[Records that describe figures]
*****

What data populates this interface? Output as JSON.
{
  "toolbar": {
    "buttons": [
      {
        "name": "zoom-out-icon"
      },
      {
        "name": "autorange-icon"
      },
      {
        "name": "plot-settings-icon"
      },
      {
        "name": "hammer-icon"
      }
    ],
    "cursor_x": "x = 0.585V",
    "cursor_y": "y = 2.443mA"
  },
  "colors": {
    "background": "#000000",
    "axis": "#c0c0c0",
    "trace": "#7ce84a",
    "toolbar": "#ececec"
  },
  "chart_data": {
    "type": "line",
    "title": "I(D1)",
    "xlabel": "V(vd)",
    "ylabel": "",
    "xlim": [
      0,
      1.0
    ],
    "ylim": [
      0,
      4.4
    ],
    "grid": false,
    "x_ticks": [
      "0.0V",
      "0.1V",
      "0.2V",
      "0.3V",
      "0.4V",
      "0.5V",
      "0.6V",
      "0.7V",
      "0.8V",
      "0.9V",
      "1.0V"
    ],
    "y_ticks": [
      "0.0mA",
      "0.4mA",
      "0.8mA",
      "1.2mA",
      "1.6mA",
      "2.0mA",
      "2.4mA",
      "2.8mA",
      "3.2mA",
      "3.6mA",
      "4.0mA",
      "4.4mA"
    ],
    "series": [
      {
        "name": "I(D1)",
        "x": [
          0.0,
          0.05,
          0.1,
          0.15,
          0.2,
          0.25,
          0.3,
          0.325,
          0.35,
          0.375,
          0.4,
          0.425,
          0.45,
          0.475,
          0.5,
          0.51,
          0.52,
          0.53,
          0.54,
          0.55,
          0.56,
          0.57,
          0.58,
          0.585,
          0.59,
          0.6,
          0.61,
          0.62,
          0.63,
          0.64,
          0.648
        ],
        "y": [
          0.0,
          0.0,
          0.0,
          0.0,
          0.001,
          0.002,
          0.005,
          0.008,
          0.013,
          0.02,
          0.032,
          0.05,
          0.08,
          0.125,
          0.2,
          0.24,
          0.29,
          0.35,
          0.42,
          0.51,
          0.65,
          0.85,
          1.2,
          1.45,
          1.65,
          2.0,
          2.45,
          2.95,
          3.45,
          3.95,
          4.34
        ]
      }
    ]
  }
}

*****

--- TASK REQUIREMENTS ---
Print the listing above in its entirety, with every line exact.

--- WRITTEN SOLUTION ---
What data populates this interface? Output as JSON.
{
  "toolbar": {
    "buttons": [
      {
        "name": "zoom-out-icon"
      },
      {
        "name": "autorange-icon"
      },
      {
        "name": "plot-settings-icon"
      },
      {
        "name": "hammer-icon"
      }
    ],
    "cursor_x": "x = 0.585V",
    "cursor_y": "y = 2.443mA"
  },
  "colors": {
    "background": "#000000",
    "axis": "#c0c0c0",
    "trace": "#7ce84a",
    "toolbar": "#ececec"
  },
  "chart_data": {
    "type": "line",
    "title": "I(D1)",
    "xlabel": "V(vd)",
    "ylabel": "",
    "xlim": [
      0,
      1.0
    ],
    "ylim": [
      0,
      4.4
    ],
    "grid": false,
    "x_ticks": [
      "0.0V",
      "0.1V",
      "0.2V",
      "0.3V",
      "0.4V",
      "0.5V",
      "0.6V",
      "0.7V",
      "0.8V",
      "0.9V",
      "1.0V"
    ],
    "y_ticks": [
      "0.0mA",
      "0.4mA",
      "0.8mA",
      "1.2mA",
      "1.6mA",
      "2.0mA",
      "2.4mA",
      "2.8mA",
      "3.2mA",
      "3.6mA",
      "4.0mA",
      "4.4mA"
    ],
    "series": [
      {
        "name": "I(D1)",
        "x": [
          0.0,
          0.05,
          0.1,
          0.15,
          0.2,
          0.25,
          0.3,
          0.325,
          0.35,
          0.375,
          0.4,
          0.425,
          0.45,
          0.475,
          0.5,
          0.51,
          0.52,
          0.53,
          0.54,
          0.55,
          0.56,
          0.57,
          0.58,
          0.585,
          0.59,
          0.6,
          0.61,
          0.62,
          0.63,
          0.64,
          0.648
        ],
        "y": [
          0.0,
          0.0,
          0.0,
          0.0,
          0.001,
          0.002,
          0.005,
          0.008,
          0.013,
          0.02,
          0.032,
          0.05,
          0.08,
          0.125,
          0.2,
          0.24,
          0.29,
          0.35,
          0.42,
          0.51,
          0.65,
          0.85,
          1.2,
          1.45,
          1.65,
          2.0,
          2.45,
          2.95,
          3.45,
          3.95,
          4.34
        ]
      }
    ]
  }
}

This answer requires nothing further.